# Aim of the task:
Return all the entries exactly, keeping pictures out.

# Provided entries:
══════════════════════════════

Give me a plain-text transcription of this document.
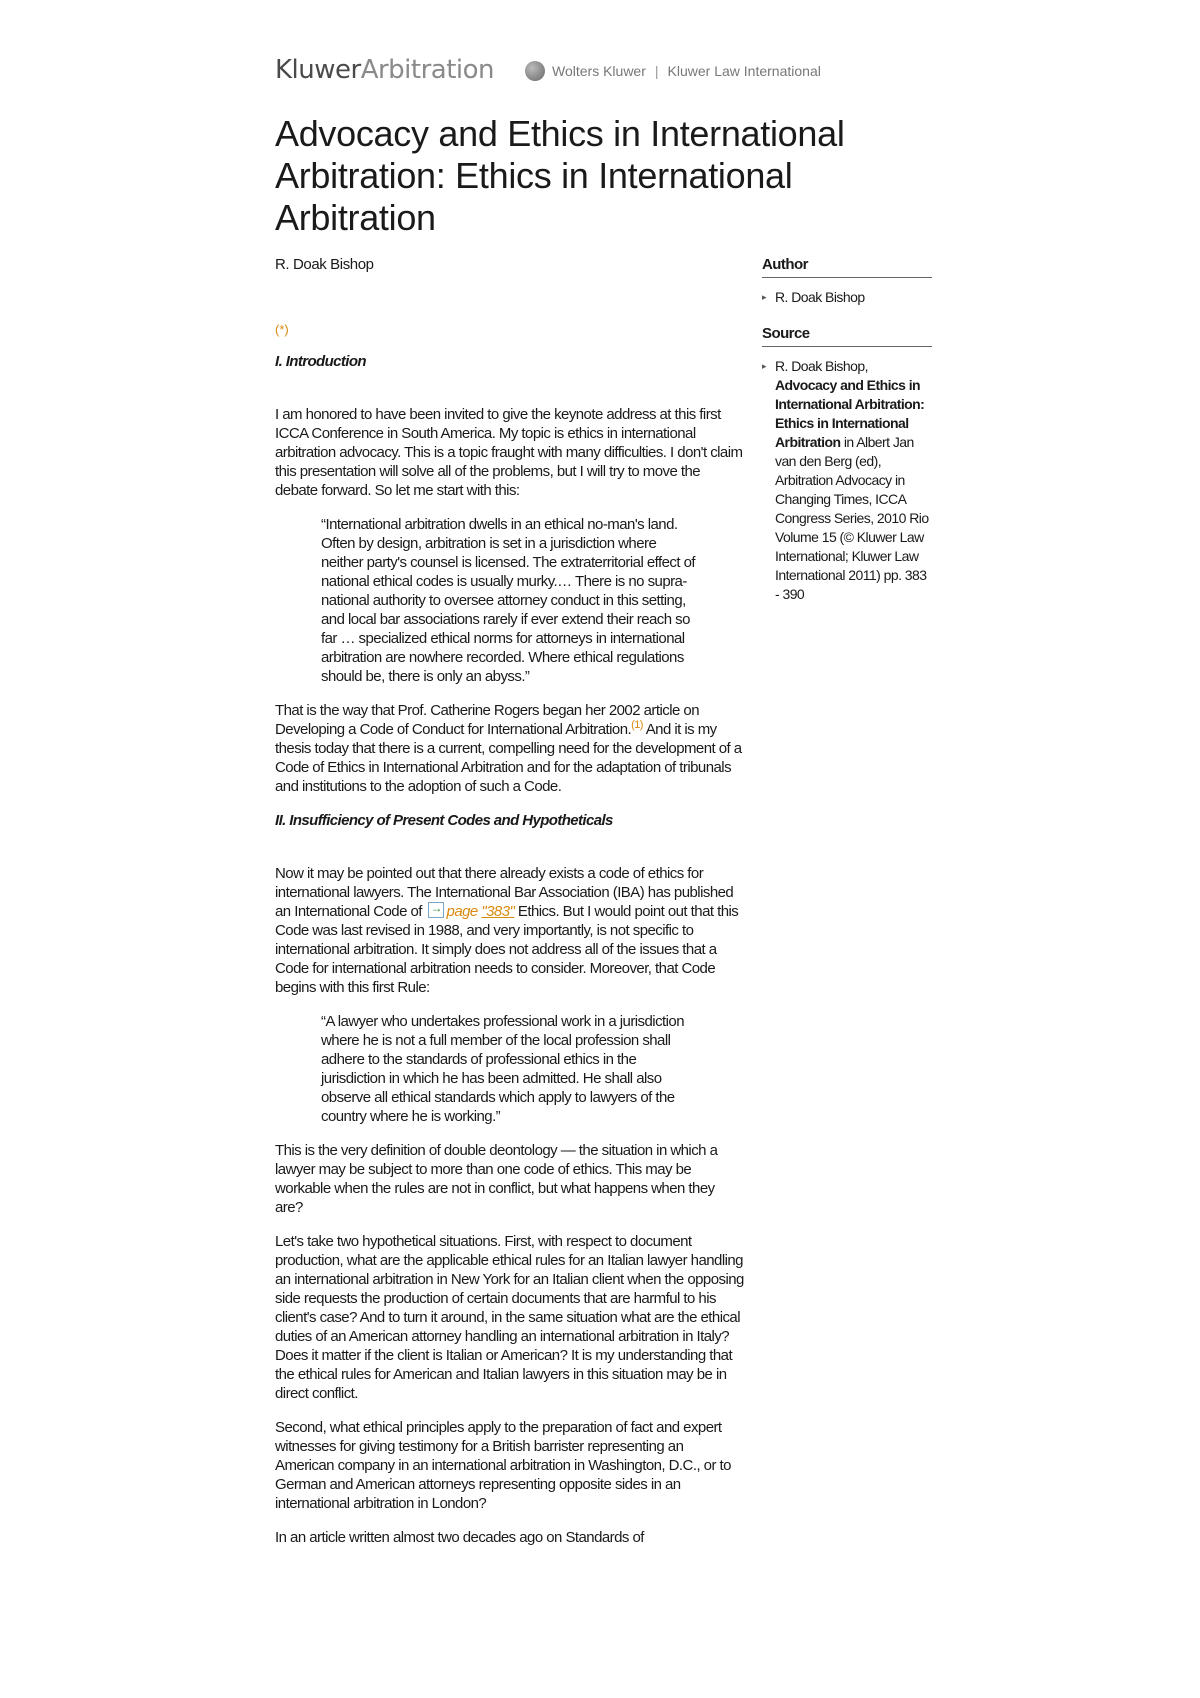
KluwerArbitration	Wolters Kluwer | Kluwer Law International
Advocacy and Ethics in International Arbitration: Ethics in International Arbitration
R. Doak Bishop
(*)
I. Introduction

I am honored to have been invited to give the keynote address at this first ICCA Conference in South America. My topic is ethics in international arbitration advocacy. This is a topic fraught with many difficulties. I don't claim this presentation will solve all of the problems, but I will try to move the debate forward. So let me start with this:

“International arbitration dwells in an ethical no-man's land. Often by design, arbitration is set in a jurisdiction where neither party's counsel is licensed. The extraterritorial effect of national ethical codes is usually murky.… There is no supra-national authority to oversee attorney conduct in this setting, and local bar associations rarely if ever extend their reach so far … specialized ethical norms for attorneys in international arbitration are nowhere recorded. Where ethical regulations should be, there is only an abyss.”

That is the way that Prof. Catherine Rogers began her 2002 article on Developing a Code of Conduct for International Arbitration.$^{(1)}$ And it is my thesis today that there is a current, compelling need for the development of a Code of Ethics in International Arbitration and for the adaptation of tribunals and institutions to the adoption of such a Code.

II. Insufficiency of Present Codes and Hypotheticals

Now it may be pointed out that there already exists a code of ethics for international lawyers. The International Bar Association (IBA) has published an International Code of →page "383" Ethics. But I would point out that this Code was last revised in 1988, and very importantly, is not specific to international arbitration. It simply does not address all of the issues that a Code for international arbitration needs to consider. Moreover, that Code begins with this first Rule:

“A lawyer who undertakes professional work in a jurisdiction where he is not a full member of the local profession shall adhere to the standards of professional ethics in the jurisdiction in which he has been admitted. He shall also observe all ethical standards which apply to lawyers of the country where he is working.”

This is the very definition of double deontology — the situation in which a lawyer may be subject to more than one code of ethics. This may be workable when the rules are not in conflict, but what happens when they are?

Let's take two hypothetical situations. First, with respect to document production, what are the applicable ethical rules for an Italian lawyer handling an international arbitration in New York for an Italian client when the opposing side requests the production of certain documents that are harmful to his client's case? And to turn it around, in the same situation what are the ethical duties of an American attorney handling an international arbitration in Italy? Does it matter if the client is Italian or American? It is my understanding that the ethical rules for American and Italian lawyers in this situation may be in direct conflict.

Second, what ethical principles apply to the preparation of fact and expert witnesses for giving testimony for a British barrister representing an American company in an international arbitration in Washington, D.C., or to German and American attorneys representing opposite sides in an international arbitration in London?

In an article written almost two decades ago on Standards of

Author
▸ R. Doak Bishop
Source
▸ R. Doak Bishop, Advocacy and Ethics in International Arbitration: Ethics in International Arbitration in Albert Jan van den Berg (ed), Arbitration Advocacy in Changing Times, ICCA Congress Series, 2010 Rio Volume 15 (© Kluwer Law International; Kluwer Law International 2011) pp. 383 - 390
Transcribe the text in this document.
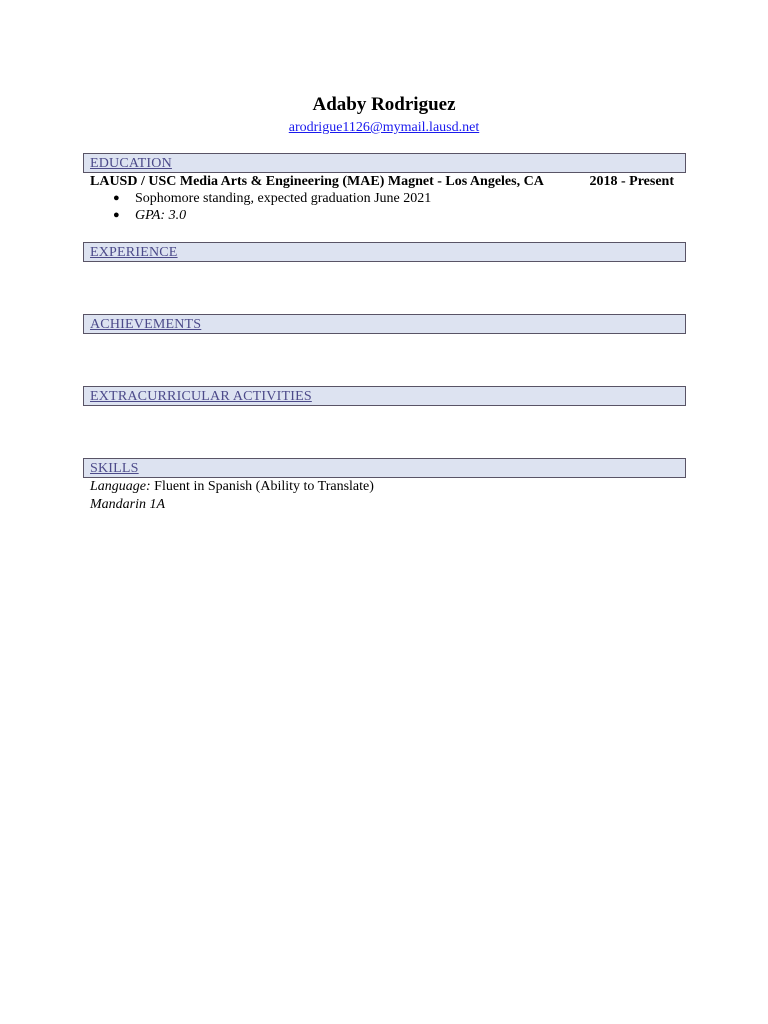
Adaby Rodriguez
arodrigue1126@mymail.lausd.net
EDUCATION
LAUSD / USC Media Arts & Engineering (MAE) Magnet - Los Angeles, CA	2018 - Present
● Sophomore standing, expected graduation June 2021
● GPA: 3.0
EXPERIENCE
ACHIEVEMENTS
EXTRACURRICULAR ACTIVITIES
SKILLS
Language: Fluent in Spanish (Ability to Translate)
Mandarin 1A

══════════════════════════════

# Answer to this exercise:
Give me a plain-text transcription of this document.
KluwerArbitration	Wolters Kluwer | Kluwer Law International
Advocacy and Ethics in International Arbitration: Ethics in International Arbitration
R. Doak Bishop
(*)
I. Introduction

I am honored to have been invited to give the keynote address at this first ICCA Conference in South America. My topic is ethics in international arbitration advocacy. This is a topic fraught with many difficulties. I don't claim this presentation will solve all of the problems, but I will try to move the debate forward. So let me start with this:

“International arbitration dwells in an ethical no-man's land. Often by design, arbitration is set in a jurisdiction where neither party's counsel is licensed. The extraterritorial effect of national ethical codes is usually murky.… There is no supra-national authority to oversee attorney conduct in this setting, and local bar associations rarely if ever extend their reach so far … specialized ethical norms for attorneys in international arbitration are nowhere recorded. Where ethical regulations should be, there is only an abyss.”

That is the way that Prof. Catherine Rogers began her 2002 article on Developing a Code of Conduct for International Arbitration.$^{(1)}$ And it is my thesis today that there is a current, compelling need for the development of a Code of Ethics in International Arbitration and for the adaptation of tribunals and institutions to the adoption of such a Code.

II. Insufficiency of Present Codes and Hypotheticals

Now it may be pointed out that there already exists a code of ethics for international lawyers. The International Bar Association (IBA) has published an International Code of →page "383" Ethics. But I would point out that this Code was last revised in 1988, and very importantly, is not specific to international arbitration. It simply does not address all of the issues that a Code for international arbitration needs to consider. Moreover, that Code begins with this first Rule:

“A lawyer who undertakes professional work in a jurisdiction where he is not a full member of the local profession shall adhere to the standards of professional ethics in the jurisdiction in which he has been admitted. He shall also observe all ethical standards which apply to lawyers of the country where he is working.”

This is the very definition of double deontology — the situation in which a lawyer may be subject to more than one code of ethics. This may be workable when the rules are not in conflict, but what happens when they are?

Let's take two hypothetical situations. First, with respect to document production, what are the applicable ethical rules for an Italian lawyer handling an international arbitration in New York for an Italian client when the opposing side requests the production of certain documents that are harmful to his client's case? And to turn it around, in the same situation what are the ethical duties of an American attorney handling an international arbitration in Italy? Does it matter if the client is Italian or American? It is my understanding that the ethical rules for American and Italian lawyers in this situation may be in direct conflict.

Second, what ethical principles apply to the preparation of fact and expert witnesses for giving testimony for a British barrister representing an American company in an international arbitration in Washington, D.C., or to German and American attorneys representing opposite sides in an international arbitration in London?

In an article written almost two decades ago on Standards of

Author
▸ R. Doak Bishop
Source
▸ R. Doak Bishop, Advocacy and Ethics in International Arbitration: Ethics in International Arbitration in Albert Jan van den Berg (ed), Arbitration Advocacy in Changing Times, ICCA Congress Series, 2010 Rio Volume 15 (© Kluwer Law International; Kluwer Law International 2011) pp. 383 - 390
Transcribe the text in this document.
Adaby Rodriguez
arodrigue1126@mymail.lausd.net
EDUCATION
LAUSD / USC Media Arts & Engineering (MAE) Magnet - Los Angeles, CA	2018 - Present
● Sophomore standing, expected graduation June 2021
● GPA: 3.0
EXPERIENCE
ACHIEVEMENTS
EXTRACURRICULAR ACTIVITIES
SKILLS
Language: Fluent in Spanish (Ability to Translate)
Mandarin 1A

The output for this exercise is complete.